* **Task description**
List each line of the data in which the string "this" appears.

* **Supplied records**
______________________________
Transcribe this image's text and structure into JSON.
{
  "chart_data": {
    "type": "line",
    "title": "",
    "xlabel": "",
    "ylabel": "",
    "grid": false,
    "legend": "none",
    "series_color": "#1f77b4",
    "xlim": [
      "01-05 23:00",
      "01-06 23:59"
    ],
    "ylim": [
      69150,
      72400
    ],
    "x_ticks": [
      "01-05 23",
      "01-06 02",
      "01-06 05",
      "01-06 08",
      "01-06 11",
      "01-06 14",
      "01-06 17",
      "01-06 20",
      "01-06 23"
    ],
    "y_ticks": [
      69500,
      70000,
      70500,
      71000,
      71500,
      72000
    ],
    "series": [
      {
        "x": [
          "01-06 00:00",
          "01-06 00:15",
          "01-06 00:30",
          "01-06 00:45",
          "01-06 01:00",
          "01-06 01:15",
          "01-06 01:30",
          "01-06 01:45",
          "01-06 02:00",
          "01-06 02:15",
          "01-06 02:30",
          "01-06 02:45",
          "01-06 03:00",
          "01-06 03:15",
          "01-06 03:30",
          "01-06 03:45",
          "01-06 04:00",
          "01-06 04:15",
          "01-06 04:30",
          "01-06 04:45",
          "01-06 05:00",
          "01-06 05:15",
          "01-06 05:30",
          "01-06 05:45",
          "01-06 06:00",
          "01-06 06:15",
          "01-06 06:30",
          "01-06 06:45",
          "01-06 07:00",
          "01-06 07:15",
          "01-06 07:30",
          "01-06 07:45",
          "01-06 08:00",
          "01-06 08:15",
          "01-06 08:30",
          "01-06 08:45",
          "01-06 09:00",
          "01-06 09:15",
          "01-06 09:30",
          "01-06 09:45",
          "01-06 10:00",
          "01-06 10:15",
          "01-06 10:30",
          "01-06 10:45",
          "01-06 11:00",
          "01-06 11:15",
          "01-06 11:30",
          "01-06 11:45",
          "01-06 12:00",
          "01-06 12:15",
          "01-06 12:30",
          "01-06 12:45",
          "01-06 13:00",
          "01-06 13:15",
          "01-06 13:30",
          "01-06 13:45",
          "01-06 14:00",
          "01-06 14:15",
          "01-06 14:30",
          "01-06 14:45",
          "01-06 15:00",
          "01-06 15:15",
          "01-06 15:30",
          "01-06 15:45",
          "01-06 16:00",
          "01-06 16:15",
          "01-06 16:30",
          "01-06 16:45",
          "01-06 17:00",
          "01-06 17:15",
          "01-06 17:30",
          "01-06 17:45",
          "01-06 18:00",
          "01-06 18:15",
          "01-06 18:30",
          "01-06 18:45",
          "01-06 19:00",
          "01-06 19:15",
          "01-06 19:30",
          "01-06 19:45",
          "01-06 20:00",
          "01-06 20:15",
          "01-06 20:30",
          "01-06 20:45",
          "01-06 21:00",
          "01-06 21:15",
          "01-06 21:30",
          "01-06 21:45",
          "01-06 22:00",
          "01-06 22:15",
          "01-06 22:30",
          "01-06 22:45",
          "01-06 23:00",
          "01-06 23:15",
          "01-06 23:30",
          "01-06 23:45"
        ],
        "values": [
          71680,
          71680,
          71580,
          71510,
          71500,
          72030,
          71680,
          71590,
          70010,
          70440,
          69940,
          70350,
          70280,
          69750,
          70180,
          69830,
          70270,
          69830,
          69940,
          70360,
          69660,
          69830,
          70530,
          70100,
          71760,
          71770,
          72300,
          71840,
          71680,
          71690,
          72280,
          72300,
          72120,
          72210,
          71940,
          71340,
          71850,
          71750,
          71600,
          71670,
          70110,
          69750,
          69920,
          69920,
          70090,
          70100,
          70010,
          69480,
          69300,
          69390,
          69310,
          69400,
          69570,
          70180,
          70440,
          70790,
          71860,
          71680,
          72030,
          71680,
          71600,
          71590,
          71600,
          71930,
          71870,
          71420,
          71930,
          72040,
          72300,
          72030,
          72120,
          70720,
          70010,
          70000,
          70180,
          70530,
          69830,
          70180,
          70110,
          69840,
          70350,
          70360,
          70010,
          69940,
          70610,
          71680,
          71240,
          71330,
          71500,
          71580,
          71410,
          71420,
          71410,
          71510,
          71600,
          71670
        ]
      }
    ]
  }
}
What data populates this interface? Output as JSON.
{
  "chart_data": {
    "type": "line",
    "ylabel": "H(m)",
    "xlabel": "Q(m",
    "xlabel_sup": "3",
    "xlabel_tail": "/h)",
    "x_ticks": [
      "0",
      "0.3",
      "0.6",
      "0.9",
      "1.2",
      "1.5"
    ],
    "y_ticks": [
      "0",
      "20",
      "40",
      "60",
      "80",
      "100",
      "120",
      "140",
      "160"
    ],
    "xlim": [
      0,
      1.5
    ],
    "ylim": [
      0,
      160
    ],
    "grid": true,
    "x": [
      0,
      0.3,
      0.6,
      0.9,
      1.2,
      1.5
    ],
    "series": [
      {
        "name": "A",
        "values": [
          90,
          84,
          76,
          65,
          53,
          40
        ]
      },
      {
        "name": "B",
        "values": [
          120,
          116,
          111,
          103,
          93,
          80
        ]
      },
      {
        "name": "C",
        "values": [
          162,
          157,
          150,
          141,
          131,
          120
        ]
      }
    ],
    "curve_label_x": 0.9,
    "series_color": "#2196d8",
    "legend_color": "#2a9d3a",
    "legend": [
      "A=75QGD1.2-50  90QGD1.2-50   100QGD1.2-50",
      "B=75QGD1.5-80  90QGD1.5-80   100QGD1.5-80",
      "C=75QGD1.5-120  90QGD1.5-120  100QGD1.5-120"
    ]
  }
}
______________________________
* **The answer**
Transcribe this image's text and structure into JSON.
What data populates this interface? Output as JSON.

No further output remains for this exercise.